## GIVEN TASK
Print all of the data exactly.

----------

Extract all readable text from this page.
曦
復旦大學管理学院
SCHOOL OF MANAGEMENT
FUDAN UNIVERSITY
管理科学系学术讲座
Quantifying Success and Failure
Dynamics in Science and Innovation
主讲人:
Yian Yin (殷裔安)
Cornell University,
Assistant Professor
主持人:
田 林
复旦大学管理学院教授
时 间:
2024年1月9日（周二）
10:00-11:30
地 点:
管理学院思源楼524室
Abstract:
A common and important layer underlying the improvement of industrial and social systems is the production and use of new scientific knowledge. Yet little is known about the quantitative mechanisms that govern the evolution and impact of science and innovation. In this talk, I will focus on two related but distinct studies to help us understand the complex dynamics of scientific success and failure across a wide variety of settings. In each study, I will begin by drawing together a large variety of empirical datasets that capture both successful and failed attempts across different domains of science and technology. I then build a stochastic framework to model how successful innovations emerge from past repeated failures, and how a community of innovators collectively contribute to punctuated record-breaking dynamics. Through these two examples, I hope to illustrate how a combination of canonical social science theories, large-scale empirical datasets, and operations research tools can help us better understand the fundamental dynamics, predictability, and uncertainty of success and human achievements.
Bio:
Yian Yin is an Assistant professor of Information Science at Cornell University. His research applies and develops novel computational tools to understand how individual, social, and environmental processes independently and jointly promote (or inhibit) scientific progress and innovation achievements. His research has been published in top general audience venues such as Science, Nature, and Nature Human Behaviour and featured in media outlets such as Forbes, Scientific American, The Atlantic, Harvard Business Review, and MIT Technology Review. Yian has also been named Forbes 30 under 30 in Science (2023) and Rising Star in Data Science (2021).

----------

## RESPONSE FOR THIS EXERCISE
Extract all readable text from this page.
曦
復旦大學管理学院
SCHOOL OF MANAGEMENT
FUDAN UNIVERSITY
管理科学系学术讲座
Quantifying Success and Failure
Dynamics in Science and Innovation
主讲人:
Yian Yin (殷裔安)
Cornell University,
Assistant Professor
主持人:
田 林
复旦大学管理学院教授
时 间:
2024年1月9日（周二）
10:00-11:30
地 点:
管理学院思源楼524室
Abstract:
A common and important layer underlying the improvement of industrial and social systems is the production and use of new scientific knowledge. Yet little is known about the quantitative mechanisms that govern the evolution and impact of science and innovation. In this talk, I will focus on two related but distinct studies to help us understand the complex dynamics of scientific success and failure across a wide variety of settings. In each study, I will begin by drawing together a large variety of empirical datasets that capture both successful and failed attempts across different domains of science and technology. I then build a stochastic framework to model how successful innovations emerge from past repeated failures, and how a community of innovators collectively contribute to punctuated record-breaking dynamics. Through these two examples, I hope to illustrate how a combination of canonical social science theories, large-scale empirical datasets, and operations research tools can help us better understand the fundamental dynamics, predictability, and uncertainty of success and human achievements.
Bio:
Yian Yin is an Assistant professor of Information Science at Cornell University. His research applies and develops novel computational tools to understand how individual, social, and environmental processes independently and jointly promote (or inhibit) scientific progress and innovation achievements. His research has been published in top general audience venues such as Science, Nature, and Nature Human Behaviour and featured in media outlets such as Forbes, Scientific American, The Atlantic, Harvard Business Review, and MIT Technology Review. Yian has also been named Forbes 30 under 30 in Science (2023) and Rising Star in Data Science (2021).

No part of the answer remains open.